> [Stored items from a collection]
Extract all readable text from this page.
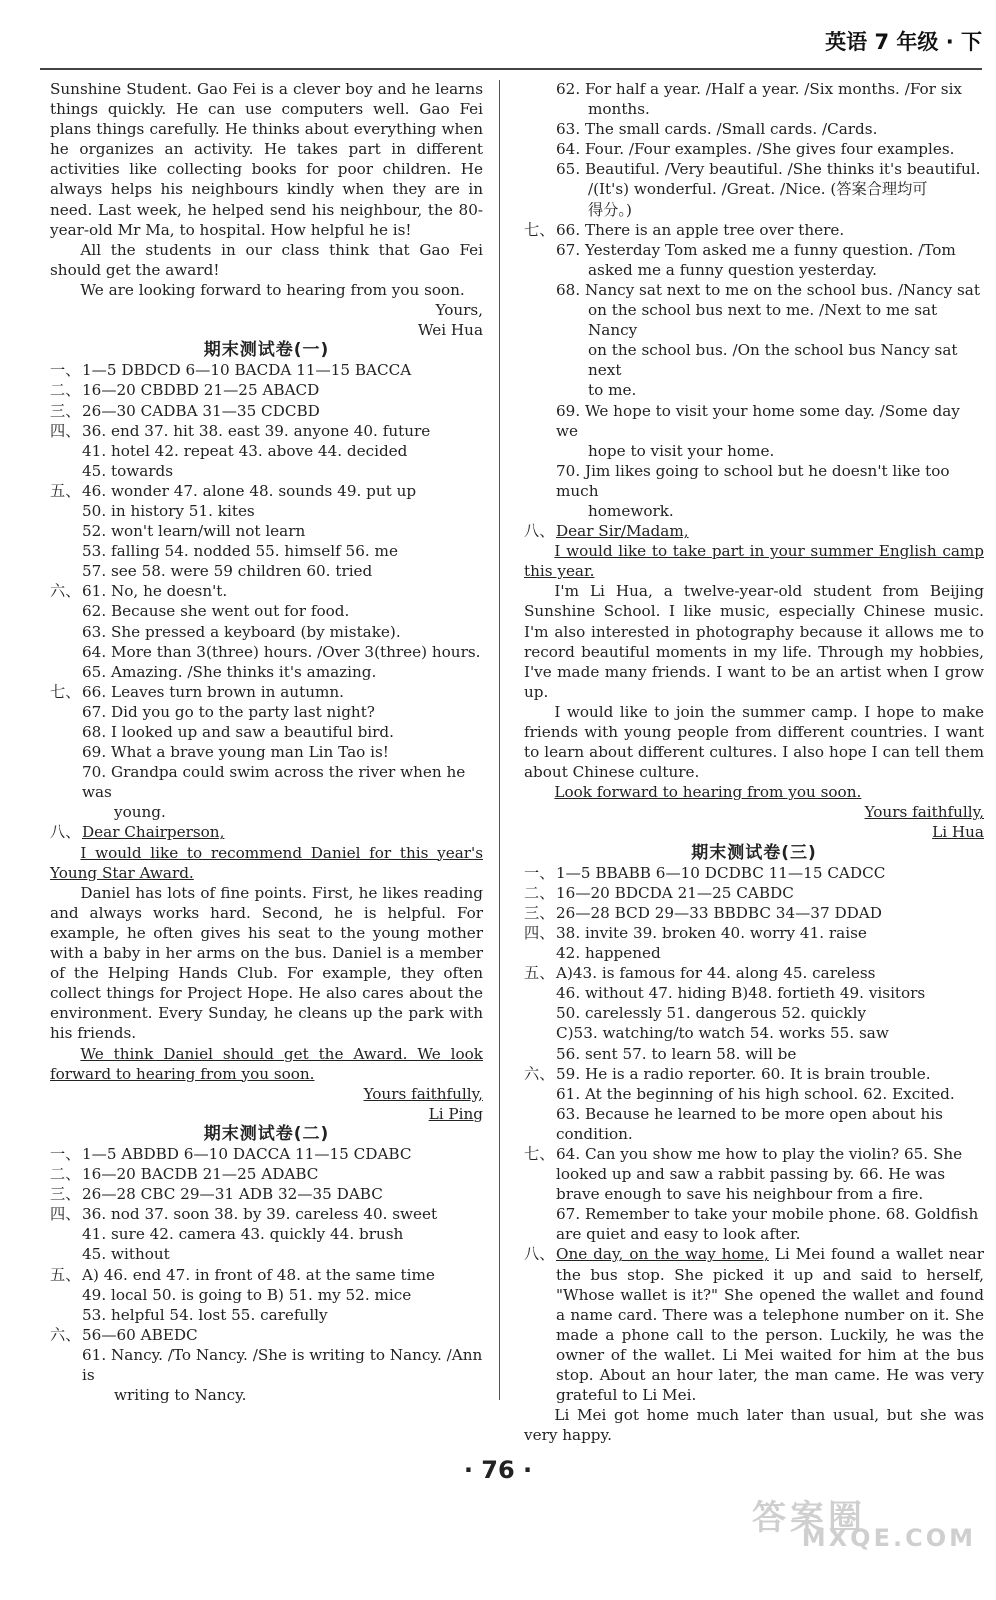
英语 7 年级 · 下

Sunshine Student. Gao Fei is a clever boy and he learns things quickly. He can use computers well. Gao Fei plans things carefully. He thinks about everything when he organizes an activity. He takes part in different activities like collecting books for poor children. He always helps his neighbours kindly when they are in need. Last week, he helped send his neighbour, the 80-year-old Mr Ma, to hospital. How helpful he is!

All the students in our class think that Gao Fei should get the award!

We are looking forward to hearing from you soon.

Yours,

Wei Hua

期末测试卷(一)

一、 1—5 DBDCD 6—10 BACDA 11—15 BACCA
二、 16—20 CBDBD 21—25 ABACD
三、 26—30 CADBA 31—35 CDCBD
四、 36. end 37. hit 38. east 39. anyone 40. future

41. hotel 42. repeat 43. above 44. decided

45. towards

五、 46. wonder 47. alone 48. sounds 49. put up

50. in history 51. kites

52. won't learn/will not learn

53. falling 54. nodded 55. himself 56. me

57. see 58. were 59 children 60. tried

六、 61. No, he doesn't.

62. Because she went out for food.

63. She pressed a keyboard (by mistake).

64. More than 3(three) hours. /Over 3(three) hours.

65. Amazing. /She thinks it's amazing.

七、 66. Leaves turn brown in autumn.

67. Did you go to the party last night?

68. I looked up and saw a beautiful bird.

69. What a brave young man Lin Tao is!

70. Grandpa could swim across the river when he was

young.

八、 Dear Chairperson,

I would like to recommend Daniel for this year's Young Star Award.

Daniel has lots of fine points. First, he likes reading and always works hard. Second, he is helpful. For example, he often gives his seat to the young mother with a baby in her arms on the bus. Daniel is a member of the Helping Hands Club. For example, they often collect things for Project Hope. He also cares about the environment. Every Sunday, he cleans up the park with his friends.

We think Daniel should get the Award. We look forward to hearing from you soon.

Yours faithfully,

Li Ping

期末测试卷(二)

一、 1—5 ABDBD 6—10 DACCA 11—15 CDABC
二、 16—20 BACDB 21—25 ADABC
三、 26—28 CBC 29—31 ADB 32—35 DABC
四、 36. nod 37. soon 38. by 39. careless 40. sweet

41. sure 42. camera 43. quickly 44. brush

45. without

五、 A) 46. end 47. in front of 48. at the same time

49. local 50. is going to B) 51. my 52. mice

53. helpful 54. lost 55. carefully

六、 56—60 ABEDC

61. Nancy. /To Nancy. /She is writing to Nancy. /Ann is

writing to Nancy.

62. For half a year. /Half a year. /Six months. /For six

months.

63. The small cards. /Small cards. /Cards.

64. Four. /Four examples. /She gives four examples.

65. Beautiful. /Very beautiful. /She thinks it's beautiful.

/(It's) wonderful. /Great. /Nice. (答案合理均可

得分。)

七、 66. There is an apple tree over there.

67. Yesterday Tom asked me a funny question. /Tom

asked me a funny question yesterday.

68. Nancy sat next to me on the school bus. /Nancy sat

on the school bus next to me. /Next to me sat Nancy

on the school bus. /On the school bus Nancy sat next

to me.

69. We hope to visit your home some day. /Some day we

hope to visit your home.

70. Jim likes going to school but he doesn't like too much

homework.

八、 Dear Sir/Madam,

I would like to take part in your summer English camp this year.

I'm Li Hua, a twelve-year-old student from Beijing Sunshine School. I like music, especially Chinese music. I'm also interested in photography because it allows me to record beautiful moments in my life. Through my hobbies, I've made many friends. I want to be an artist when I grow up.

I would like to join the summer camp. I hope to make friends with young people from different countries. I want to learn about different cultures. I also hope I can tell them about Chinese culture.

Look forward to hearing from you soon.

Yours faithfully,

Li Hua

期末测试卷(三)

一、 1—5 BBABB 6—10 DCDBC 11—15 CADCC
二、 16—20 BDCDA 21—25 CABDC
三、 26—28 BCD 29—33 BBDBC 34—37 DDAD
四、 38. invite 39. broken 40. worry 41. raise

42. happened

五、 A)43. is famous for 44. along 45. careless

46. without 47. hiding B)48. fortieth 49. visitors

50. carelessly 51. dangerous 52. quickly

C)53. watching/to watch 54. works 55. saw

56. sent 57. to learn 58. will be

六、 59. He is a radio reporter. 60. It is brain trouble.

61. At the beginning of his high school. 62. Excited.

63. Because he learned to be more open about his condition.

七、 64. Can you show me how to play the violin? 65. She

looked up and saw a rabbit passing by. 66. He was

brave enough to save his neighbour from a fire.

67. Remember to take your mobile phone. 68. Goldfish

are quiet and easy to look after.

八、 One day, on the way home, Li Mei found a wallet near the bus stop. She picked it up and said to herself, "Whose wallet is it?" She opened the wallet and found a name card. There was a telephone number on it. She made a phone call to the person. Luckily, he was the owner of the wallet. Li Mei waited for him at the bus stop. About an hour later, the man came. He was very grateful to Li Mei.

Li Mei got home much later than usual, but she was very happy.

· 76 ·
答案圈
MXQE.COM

> [The exercise] Copy down every line of the material above that includes the string "beautiful".

> [Solution for this task]
68. I looked up and saw a beautiful bird.
65. Beautiful. /Very beautiful. /She thinks it's beautiful.
I'm Li Hua, a twelve-year-old student from Beijing Sunshine School. I like music, especially Chinese music. I'm also interested in photography because it allows me to record beautiful moments in my life. Through my hobbies, I've made many friends. I want to be an artist when I grow up.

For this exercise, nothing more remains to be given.